### Aim of the task
Pick up the passage on running an AirPort as a transparent bridge after its last sentence and continue it.

### Passage
┌──

Rather than duplicate effort and make life difficult, you can disable NAT and DHCP and enable bridging to the wire. Turn off DHCP under DHCP Functions (as we saw earlier), and check the Act as transparent bridge (no NAT) under the Bridging Functions tab. When the AirPort is operating in this mode, all traffic destined for your wireless clients that happens on the wire gets broadcast over wireless, and vice versa. This includes broadcast traffic (such as DHCP requests and SMB announcement traffic). Apart from wireless authentication, this makes your AirPort seem completely invisible to the rest of your network.

Once bridging is enabled, you may find it difficult to get the unit back into NAT mode. If it seems unresponsive to the Java Configurator (or Mac AirPort admin utility) while in bridging mode, there are a couple of ways to bring it back.

If you have a Mac, you can do a manual reset. Push the tiny button on the bottom of the AirPort with a paper clip for about two seconds. The green center light on top will change to amber. Connect the Ethernet port on your AirPort to your Mac and run the admin utility. The software should let you restore the AirPort to the default settings. You have five minutes to do this before the amber light turns green and reverts to bridged mode.

└──

### Source data
┌──

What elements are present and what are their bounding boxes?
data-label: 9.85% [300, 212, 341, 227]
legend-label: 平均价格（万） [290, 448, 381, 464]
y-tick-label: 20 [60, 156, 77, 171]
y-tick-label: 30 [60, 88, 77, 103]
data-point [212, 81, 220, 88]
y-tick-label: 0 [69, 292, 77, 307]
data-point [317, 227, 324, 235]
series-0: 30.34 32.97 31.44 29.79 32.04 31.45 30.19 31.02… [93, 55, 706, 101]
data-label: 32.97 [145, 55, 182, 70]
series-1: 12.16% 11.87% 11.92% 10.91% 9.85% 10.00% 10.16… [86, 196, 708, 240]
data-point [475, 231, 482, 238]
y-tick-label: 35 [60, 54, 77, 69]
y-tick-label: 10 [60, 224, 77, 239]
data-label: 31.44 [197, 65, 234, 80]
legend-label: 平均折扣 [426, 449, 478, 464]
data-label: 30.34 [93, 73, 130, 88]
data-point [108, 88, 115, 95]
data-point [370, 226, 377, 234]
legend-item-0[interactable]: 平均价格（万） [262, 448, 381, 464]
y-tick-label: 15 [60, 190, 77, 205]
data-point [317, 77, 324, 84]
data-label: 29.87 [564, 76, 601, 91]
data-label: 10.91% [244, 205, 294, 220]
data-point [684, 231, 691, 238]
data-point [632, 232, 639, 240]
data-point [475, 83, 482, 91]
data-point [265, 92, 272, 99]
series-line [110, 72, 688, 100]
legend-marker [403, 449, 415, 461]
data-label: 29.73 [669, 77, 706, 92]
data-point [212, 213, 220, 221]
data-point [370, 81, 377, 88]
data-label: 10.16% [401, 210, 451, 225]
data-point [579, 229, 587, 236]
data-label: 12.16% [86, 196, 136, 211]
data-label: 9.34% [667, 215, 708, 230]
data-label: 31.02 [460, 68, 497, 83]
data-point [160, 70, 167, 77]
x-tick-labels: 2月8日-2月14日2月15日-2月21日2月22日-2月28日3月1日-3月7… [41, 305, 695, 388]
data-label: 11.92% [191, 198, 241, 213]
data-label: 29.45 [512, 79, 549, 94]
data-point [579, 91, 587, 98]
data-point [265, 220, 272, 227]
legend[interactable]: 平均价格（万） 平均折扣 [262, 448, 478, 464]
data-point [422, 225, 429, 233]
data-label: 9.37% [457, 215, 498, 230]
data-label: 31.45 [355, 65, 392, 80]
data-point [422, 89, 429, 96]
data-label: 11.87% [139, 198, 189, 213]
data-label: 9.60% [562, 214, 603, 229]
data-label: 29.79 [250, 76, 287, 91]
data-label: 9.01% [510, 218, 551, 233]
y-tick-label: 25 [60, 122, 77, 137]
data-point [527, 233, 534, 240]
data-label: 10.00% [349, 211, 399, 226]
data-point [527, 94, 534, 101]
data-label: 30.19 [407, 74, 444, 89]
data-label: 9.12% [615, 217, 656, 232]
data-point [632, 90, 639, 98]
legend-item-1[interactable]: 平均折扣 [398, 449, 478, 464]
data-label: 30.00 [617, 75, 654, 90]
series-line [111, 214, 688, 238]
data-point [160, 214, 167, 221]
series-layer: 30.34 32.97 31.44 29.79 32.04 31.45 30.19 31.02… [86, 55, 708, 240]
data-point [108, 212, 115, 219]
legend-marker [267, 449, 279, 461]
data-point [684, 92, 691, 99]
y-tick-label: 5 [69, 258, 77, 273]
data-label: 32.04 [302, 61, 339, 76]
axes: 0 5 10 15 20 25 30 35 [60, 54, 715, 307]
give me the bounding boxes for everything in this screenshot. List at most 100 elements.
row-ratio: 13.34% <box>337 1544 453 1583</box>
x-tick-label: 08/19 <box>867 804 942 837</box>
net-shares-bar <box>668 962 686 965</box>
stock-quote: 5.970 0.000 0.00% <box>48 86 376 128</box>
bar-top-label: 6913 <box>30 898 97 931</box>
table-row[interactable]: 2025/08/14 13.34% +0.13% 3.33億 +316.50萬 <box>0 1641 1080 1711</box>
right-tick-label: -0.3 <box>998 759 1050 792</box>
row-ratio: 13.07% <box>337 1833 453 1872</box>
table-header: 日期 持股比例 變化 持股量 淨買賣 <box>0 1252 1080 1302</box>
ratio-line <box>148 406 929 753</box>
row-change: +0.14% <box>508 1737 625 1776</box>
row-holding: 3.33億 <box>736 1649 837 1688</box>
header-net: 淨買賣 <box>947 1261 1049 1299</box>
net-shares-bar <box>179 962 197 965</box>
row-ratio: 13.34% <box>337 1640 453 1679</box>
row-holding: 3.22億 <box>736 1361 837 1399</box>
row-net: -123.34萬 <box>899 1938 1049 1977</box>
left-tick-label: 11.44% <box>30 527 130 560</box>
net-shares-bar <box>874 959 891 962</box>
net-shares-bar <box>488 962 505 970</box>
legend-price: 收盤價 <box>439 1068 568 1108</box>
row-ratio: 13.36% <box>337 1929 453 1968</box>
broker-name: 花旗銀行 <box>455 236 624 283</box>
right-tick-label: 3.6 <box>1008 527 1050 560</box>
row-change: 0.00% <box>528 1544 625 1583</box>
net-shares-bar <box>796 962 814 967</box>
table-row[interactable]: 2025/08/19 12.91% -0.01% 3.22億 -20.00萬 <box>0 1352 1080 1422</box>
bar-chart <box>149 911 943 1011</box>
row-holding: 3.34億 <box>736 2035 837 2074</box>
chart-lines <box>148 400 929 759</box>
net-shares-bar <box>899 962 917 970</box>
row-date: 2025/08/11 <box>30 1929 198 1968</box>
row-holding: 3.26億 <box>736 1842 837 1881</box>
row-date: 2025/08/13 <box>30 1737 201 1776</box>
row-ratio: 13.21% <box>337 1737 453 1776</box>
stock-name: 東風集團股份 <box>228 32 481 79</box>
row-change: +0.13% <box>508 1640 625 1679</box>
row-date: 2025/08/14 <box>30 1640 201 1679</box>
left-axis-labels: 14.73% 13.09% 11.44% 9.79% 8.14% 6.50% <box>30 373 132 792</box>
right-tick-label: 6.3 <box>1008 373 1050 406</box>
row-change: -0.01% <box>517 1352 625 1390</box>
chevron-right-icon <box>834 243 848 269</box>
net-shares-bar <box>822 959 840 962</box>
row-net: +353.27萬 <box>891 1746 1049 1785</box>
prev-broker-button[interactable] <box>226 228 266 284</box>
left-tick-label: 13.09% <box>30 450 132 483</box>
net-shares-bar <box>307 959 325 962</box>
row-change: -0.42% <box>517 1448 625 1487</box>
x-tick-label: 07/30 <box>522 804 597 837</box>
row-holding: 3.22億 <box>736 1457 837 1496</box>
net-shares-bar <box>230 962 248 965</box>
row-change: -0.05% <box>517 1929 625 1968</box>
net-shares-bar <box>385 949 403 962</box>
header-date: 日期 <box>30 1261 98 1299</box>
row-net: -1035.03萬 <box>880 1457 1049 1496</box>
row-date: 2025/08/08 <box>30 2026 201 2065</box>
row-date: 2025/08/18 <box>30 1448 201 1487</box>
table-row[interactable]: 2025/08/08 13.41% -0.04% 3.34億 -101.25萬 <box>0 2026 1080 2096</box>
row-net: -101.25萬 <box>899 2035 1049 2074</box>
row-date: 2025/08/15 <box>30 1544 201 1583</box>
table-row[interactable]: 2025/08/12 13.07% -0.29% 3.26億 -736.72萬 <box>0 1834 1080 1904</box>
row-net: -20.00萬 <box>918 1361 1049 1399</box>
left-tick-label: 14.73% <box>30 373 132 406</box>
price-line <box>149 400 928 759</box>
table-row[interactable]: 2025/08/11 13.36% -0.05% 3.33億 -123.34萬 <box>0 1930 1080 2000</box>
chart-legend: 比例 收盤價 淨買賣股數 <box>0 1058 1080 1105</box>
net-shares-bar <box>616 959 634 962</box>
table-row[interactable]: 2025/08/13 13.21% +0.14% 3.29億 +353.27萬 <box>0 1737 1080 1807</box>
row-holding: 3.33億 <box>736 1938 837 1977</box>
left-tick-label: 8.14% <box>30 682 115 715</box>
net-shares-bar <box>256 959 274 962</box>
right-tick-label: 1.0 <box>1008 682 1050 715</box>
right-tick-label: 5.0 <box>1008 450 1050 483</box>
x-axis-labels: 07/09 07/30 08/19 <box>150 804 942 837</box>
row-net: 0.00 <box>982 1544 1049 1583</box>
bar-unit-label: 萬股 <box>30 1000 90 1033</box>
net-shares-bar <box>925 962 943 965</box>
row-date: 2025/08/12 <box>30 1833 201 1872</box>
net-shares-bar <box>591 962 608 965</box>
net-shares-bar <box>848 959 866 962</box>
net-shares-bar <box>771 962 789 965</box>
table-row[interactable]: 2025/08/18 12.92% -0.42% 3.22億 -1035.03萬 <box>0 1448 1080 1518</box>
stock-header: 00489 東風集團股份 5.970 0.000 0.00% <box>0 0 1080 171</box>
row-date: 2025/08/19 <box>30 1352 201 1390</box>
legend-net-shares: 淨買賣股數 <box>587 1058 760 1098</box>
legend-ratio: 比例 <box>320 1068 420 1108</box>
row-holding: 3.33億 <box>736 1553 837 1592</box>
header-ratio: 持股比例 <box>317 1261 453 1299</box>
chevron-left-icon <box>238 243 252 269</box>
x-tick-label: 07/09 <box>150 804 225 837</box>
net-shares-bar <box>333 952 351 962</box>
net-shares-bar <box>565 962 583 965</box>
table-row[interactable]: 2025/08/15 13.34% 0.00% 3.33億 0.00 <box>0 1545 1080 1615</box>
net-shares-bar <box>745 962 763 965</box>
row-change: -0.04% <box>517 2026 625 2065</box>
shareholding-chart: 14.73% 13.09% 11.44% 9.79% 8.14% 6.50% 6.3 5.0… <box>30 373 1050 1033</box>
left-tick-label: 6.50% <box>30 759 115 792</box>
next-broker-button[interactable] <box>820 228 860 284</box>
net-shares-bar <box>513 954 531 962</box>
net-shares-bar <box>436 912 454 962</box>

└──

### Exercise output
If you’re running Linux, you can easily bring the AirPort back online using Lucent’s cliproxy utility, without needing a hard reset. Run the following commands from a Linux machine (either on the wire or associated over the wireless):

$ cliproxy
[ORiNOCO]> show accesspoints

Hostname      Eth Address    IP Address       Description
------------- -------------- ---------------- --------------------
NoCat         0030.42fa.cade      Base Station V3.64

[ORiNOCO]> configure remote public
Config loaded from

NoCat> configure terminal

NoCat(config)> no service bridging

NoCat(config)> service napt

NoCat(config)> service dhcp-server

NoCat(config)> done

NoCat> write remote public

NoCat> exit

Of course, substitute your password for publicand your IP address for the previous sample. At this point, the AirPort should reboot with NAT and DHCP enabled and bridging turned off.

If you’re running Windows and need to reset an AirPort in bridged mode, I suggest you make friends with a Mac or Linux user. You might be able to get things back to normal by doing a hard reset (holding down the reset button with a paper clip for 30 seconds while powering the unit up), but I’ve never been able to make that work. The previous two methods—using a Mac hard reset or the Linux cliproxy utility—have worked well for me in the past. I keep a copy of cliproxy handy for just this reason.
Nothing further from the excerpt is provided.